-- START Data extract --

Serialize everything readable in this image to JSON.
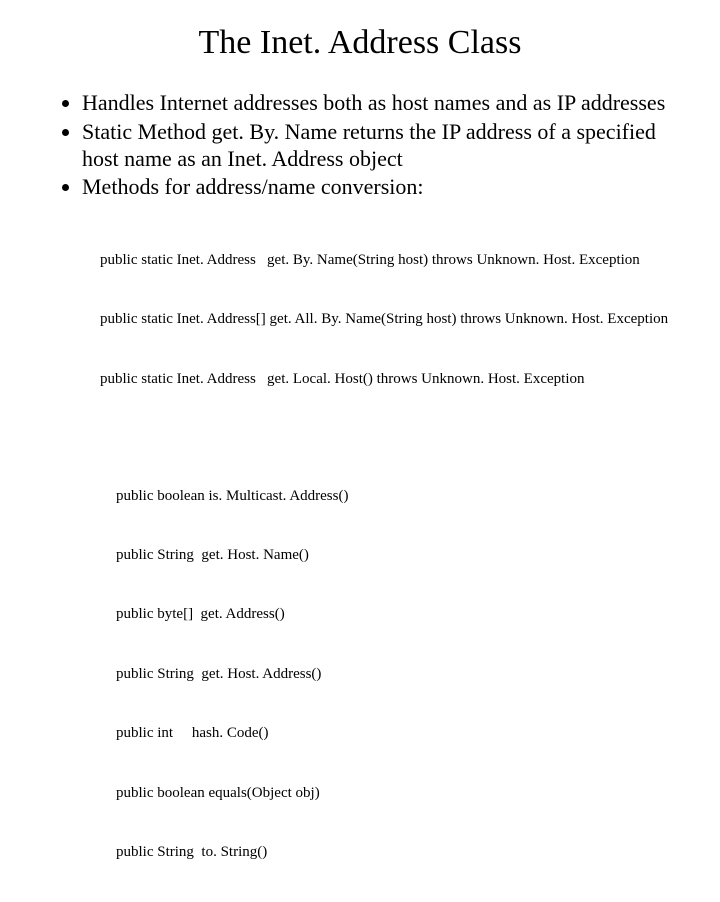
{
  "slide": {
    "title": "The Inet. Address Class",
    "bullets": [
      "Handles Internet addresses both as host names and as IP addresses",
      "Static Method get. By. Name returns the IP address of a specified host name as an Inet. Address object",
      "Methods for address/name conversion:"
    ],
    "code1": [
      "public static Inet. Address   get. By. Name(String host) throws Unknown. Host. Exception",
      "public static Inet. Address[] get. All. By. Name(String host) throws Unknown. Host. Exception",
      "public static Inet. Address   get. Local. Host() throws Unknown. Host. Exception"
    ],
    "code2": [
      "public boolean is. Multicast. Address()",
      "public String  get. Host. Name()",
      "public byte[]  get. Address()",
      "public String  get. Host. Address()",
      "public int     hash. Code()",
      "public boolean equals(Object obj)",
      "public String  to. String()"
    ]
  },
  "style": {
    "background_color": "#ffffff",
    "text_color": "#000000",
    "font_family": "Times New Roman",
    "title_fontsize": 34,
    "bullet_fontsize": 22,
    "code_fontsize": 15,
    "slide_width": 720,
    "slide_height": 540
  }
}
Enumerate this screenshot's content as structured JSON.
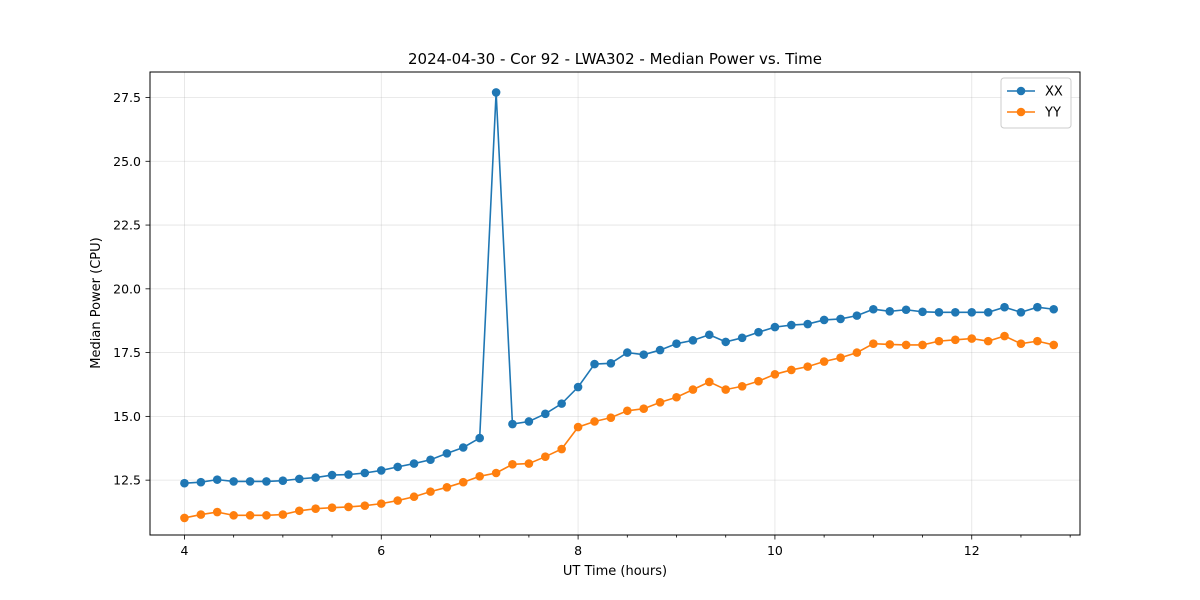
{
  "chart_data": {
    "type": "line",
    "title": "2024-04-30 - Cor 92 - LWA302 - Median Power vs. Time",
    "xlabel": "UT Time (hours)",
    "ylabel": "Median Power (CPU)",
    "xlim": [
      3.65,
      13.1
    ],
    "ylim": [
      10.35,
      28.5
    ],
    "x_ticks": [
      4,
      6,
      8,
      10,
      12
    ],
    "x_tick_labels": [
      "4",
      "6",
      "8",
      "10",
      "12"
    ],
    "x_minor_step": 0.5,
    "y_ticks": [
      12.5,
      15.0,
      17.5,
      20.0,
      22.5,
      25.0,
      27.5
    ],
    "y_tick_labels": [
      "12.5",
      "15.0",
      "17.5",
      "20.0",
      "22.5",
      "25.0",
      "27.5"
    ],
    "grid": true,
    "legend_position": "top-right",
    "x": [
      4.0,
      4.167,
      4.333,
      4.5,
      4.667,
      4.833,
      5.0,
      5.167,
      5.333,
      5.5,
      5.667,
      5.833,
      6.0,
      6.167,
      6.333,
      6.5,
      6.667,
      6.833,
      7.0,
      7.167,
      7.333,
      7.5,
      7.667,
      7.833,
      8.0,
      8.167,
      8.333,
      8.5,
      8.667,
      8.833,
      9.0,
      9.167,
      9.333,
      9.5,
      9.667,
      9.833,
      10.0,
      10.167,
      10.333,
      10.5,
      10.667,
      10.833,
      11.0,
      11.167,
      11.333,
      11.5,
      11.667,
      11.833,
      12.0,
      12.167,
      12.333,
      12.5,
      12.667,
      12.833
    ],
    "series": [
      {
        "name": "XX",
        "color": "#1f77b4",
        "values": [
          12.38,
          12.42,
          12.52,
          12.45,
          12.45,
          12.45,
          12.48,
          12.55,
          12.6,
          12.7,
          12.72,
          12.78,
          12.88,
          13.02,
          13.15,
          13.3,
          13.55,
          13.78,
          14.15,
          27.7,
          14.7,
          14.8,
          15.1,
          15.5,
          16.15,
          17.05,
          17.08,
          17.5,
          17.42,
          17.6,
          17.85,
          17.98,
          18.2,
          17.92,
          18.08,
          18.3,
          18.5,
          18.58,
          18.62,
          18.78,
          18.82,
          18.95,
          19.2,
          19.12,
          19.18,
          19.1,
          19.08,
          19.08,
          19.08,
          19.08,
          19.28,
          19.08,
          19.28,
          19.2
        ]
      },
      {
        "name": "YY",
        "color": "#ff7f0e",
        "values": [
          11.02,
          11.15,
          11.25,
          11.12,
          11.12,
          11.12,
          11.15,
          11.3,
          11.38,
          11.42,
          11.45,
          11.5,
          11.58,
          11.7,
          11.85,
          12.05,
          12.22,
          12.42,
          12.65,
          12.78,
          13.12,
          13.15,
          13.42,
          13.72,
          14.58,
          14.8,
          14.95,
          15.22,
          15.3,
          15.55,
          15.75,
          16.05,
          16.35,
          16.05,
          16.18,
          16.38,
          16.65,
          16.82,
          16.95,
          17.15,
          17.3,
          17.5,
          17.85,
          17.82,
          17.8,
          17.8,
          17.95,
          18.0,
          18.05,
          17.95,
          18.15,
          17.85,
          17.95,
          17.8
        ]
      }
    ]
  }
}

-- END Data extract --

Aim: Restate the data above word for word. Skip every picture.

Response:
Serialize everything readable in this image to JSON.
{
  "slide": {
    "title": "The Inet. Address Class",
    "bullets": [
      "Handles Internet addresses both as host names and as IP addresses",
      "Static Method get. By. Name returns the IP address of a specified host name as an Inet. Address object",
      "Methods for address/name conversion:"
    ],
    "code1": [
      "public static Inet. Address   get. By. Name(String host) throws Unknown. Host. Exception",
      "public static Inet. Address[] get. All. By. Name(String host) throws Unknown. Host. Exception",
      "public static Inet. Address   get. Local. Host() throws Unknown. Host. Exception"
    ],
    "code2": [
      "public boolean is. Multicast. Address()",
      "public String  get. Host. Name()",
      "public byte[]  get. Address()",
      "public String  get. Host. Address()",
      "public int     hash. Code()",
      "public boolean equals(Object obj)",
      "public String  to. String()"
    ]
  },
  "style": {
    "background_color": "#ffffff",
    "text_color": "#000000",
    "font_family": "Times New Roman",
    "title_fontsize": 34,
    "bullet_fontsize": 22,
    "code_fontsize": 15,
    "slide_width": 720,
    "slide_height": 540
  }
}
Enumerate this screenshot's content as structured JSON.
{
  "chart_data": {
    "type": "line",
    "title": "2024-04-30 - Cor 92 - LWA302 - Median Power vs. Time",
    "xlabel": "UT Time (hours)",
    "ylabel": "Median Power (CPU)",
    "xlim": [
      3.65,
      13.1
    ],
    "ylim": [
      10.35,
      28.5
    ],
    "x_ticks": [
      4,
      6,
      8,
      10,
      12
    ],
    "x_tick_labels": [
      "4",
      "6",
      "8",
      "10",
      "12"
    ],
    "x_minor_step": 0.5,
    "y_ticks": [
      12.5,
      15.0,
      17.5,
      20.0,
      22.5,
      25.0,
      27.5
    ],
    "y_tick_labels": [
      "12.5",
      "15.0",
      "17.5",
      "20.0",
      "22.5",
      "25.0",
      "27.5"
    ],
    "grid": true,
    "legend_position": "top-right",
    "x": [
      4.0,
      4.167,
      4.333,
      4.5,
      4.667,
      4.833,
      5.0,
      5.167,
      5.333,
      5.5,
      5.667,
      5.833,
      6.0,
      6.167,
      6.333,
      6.5,
      6.667,
      6.833,
      7.0,
      7.167,
      7.333,
      7.5,
      7.667,
      7.833,
      8.0,
      8.167,
      8.333,
      8.5,
      8.667,
      8.833,
      9.0,
      9.167,
      9.333,
      9.5,
      9.667,
      9.833,
      10.0,
      10.167,
      10.333,
      10.5,
      10.667,
      10.833,
      11.0,
      11.167,
      11.333,
      11.5,
      11.667,
      11.833,
      12.0,
      12.167,
      12.333,
      12.5,
      12.667,
      12.833
    ],
    "series": [
      {
        "name": "XX",
        "color": "#1f77b4",
        "values": [
          12.38,
          12.42,
          12.52,
          12.45,
          12.45,
          12.45,
          12.48,
          12.55,
          12.6,
          12.7,
          12.72,
          12.78,
          12.88,
          13.02,
          13.15,
          13.3,
          13.55,
          13.78,
          14.15,
          27.7,
          14.7,
          14.8,
          15.1,
          15.5,
          16.15,
          17.05,
          17.08,
          17.5,
          17.42,
          17.6,
          17.85,
          17.98,
          18.2,
          17.92,
          18.08,
          18.3,
          18.5,
          18.58,
          18.62,
          18.78,
          18.82,
          18.95,
          19.2,
          19.12,
          19.18,
          19.1,
          19.08,
          19.08,
          19.08,
          19.08,
          19.28,
          19.08,
          19.28,
          19.2
        ]
      },
      {
        "name": "YY",
        "color": "#ff7f0e",
        "values": [
          11.02,
          11.15,
          11.25,
          11.12,
          11.12,
          11.12,
          11.15,
          11.3,
          11.38,
          11.42,
          11.45,
          11.5,
          11.58,
          11.7,
          11.85,
          12.05,
          12.22,
          12.42,
          12.65,
          12.78,
          13.12,
          13.15,
          13.42,
          13.72,
          14.58,
          14.8,
          14.95,
          15.22,
          15.3,
          15.55,
          15.75,
          16.05,
          16.35,
          16.05,
          16.18,
          16.38,
          16.65,
          16.82,
          16.95,
          17.15,
          17.3,
          17.5,
          17.85,
          17.82,
          17.8,
          17.8,
          17.95,
          18.0,
          18.05,
          17.95,
          18.15,
          17.85,
          17.95,
          17.8
        ]
      }
    ]
  }
}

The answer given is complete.